[OBJECTIVE] Copy each record exactly as it reads, leaving out any pictures it holds.

>> start DATA RECORDS

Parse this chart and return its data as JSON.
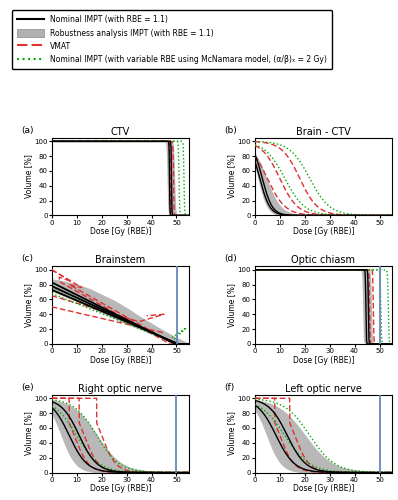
{
  "legend": {
    "nominal_impt": "Nominal IMPT (with RBE = 1.1)",
    "robustness": "Robustness analysis IMPT (with RBE = 1.1)",
    "vmat": "VMAT",
    "mcnamara": "Nominal IMPT (with variable RBE using McNamara model, (α/β)ₓ = 2 Gy)"
  },
  "colors": {
    "black": "#000000",
    "red": "#e03030",
    "green": "#00aa00",
    "gray_fill": "#b0b0b0",
    "blue_constraint": "#6688bb"
  }
}
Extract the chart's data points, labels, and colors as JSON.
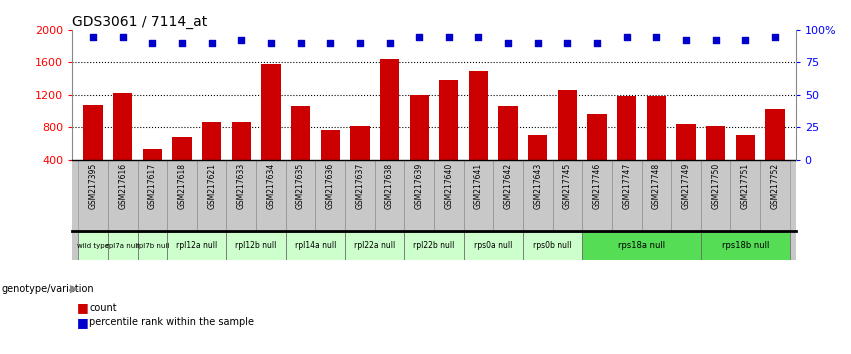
{
  "title": "GDS3061 / 7114_at",
  "samples": [
    "GSM217395",
    "GSM217616",
    "GSM217617",
    "GSM217618",
    "GSM217621",
    "GSM217633",
    "GSM217634",
    "GSM217635",
    "GSM217636",
    "GSM217637",
    "GSM217638",
    "GSM217639",
    "GSM217640",
    "GSM217641",
    "GSM217642",
    "GSM217643",
    "GSM217745",
    "GSM217746",
    "GSM217747",
    "GSM217748",
    "GSM217749",
    "GSM217750",
    "GSM217751",
    "GSM217752"
  ],
  "counts": [
    1080,
    1220,
    530,
    680,
    860,
    870,
    1580,
    1060,
    760,
    810,
    1640,
    1200,
    1380,
    1500,
    1060,
    700,
    1260,
    960,
    1180,
    1180,
    840,
    820,
    700,
    1020
  ],
  "percentile_y": [
    95,
    95,
    90,
    90,
    90,
    92,
    90,
    90,
    90,
    90,
    90,
    95,
    95,
    95,
    90,
    90,
    90,
    90,
    95,
    95,
    92,
    92,
    92,
    95
  ],
  "genotype_groups": [
    {
      "label": "wild type",
      "start": 0,
      "end": 1,
      "color": "#ccffcc"
    },
    {
      "label": "rpl7a null",
      "start": 1,
      "end": 2,
      "color": "#ccffcc"
    },
    {
      "label": "rpl7b null",
      "start": 2,
      "end": 3,
      "color": "#ccffcc"
    },
    {
      "label": "rpl12a null",
      "start": 3,
      "end": 5,
      "color": "#ccffcc"
    },
    {
      "label": "rpl12b null",
      "start": 5,
      "end": 7,
      "color": "#ccffcc"
    },
    {
      "label": "rpl14a null",
      "start": 7,
      "end": 9,
      "color": "#ccffcc"
    },
    {
      "label": "rpl22a null",
      "start": 9,
      "end": 11,
      "color": "#ccffcc"
    },
    {
      "label": "rpl22b null",
      "start": 11,
      "end": 13,
      "color": "#ccffcc"
    },
    {
      "label": "rps0a null",
      "start": 13,
      "end": 15,
      "color": "#ccffcc"
    },
    {
      "label": "rps0b null",
      "start": 15,
      "end": 17,
      "color": "#ccffcc"
    },
    {
      "label": "rps18a null",
      "start": 17,
      "end": 21,
      "color": "#55dd55"
    },
    {
      "label": "rps18b null",
      "start": 21,
      "end": 24,
      "color": "#55dd55"
    }
  ],
  "bar_color": "#cc0000",
  "dot_color": "#0000cc",
  "ylim_left": [
    400,
    2000
  ],
  "ylim_right": [
    0,
    100
  ],
  "yticks_left": [
    400,
    800,
    1200,
    1600,
    2000
  ],
  "yticks_right": [
    0,
    25,
    50,
    75,
    100
  ],
  "ytick_labels_right": [
    "0",
    "25",
    "50",
    "75",
    "100%"
  ],
  "grid_values": [
    800,
    1200,
    1600
  ],
  "bg_color_main": "#ffffff",
  "bg_color_xtick": "#c8c8c8",
  "bg_color_gt": "#c8c8c8"
}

>> end DATA RECORDS

[COMPLETE OUTPUT]
Parse this chart and return its data as JSON.
{
  "legend": {
    "nominal_impt": "Nominal IMPT (with RBE = 1.1)",
    "robustness": "Robustness analysis IMPT (with RBE = 1.1)",
    "vmat": "VMAT",
    "mcnamara": "Nominal IMPT (with variable RBE using McNamara model, (α/β)ₓ = 2 Gy)"
  },
  "colors": {
    "black": "#000000",
    "red": "#e03030",
    "green": "#00aa00",
    "gray_fill": "#b0b0b0",
    "blue_constraint": "#6688bb"
  }
}
Extract the chart's data points, labels, and colors as JSON.
{
  "title": "GDS3061 / 7114_at",
  "samples": [
    "GSM217395",
    "GSM217616",
    "GSM217617",
    "GSM217618",
    "GSM217621",
    "GSM217633",
    "GSM217634",
    "GSM217635",
    "GSM217636",
    "GSM217637",
    "GSM217638",
    "GSM217639",
    "GSM217640",
    "GSM217641",
    "GSM217642",
    "GSM217643",
    "GSM217745",
    "GSM217746",
    "GSM217747",
    "GSM217748",
    "GSM217749",
    "GSM217750",
    "GSM217751",
    "GSM217752"
  ],
  "counts": [
    1080,
    1220,
    530,
    680,
    860,
    870,
    1580,
    1060,
    760,
    810,
    1640,
    1200,
    1380,
    1500,
    1060,
    700,
    1260,
    960,
    1180,
    1180,
    840,
    820,
    700,
    1020
  ],
  "percentile_y": [
    95,
    95,
    90,
    90,
    90,
    92,
    90,
    90,
    90,
    90,
    90,
    95,
    95,
    95,
    90,
    90,
    90,
    90,
    95,
    95,
    92,
    92,
    92,
    95
  ],
  "genotype_groups": [
    {
      "label": "wild type",
      "start": 0,
      "end": 1,
      "color": "#ccffcc"
    },
    {
      "label": "rpl7a null",
      "start": 1,
      "end": 2,
      "color": "#ccffcc"
    },
    {
      "label": "rpl7b null",
      "start": 2,
      "end": 3,
      "color": "#ccffcc"
    },
    {
      "label": "rpl12a null",
      "start": 3,
      "end": 5,
      "color": "#ccffcc"
    },
    {
      "label": "rpl12b null",
      "start": 5,
      "end": 7,
      "color": "#ccffcc"
    },
    {
      "label": "rpl14a null",
      "start": 7,
      "end": 9,
      "color": "#ccffcc"
    },
    {
      "label": "rpl22a null",
      "start": 9,
      "end": 11,
      "color": "#ccffcc"
    },
    {
      "label": "rpl22b null",
      "start": 11,
      "end": 13,
      "color": "#ccffcc"
    },
    {
      "label": "rps0a null",
      "start": 13,
      "end": 15,
      "color": "#ccffcc"
    },
    {
      "label": "rps0b null",
      "start": 15,
      "end": 17,
      "color": "#ccffcc"
    },
    {
      "label": "rps18a null",
      "start": 17,
      "end": 21,
      "color": "#55dd55"
    },
    {
      "label": "rps18b null",
      "start": 21,
      "end": 24,
      "color": "#55dd55"
    }
  ],
  "bar_color": "#cc0000",
  "dot_color": "#0000cc",
  "ylim_left": [
    400,
    2000
  ],
  "ylim_right": [
    0,
    100
  ],
  "yticks_left": [
    400,
    800,
    1200,
    1600,
    2000
  ],
  "yticks_right": [
    0,
    25,
    50,
    75,
    100
  ],
  "ytick_labels_right": [
    "0",
    "25",
    "50",
    "75",
    "100%"
  ],
  "grid_values": [
    800,
    1200,
    1600
  ],
  "bg_color_main": "#ffffff",
  "bg_color_xtick": "#c8c8c8",
  "bg_color_gt": "#c8c8c8"
}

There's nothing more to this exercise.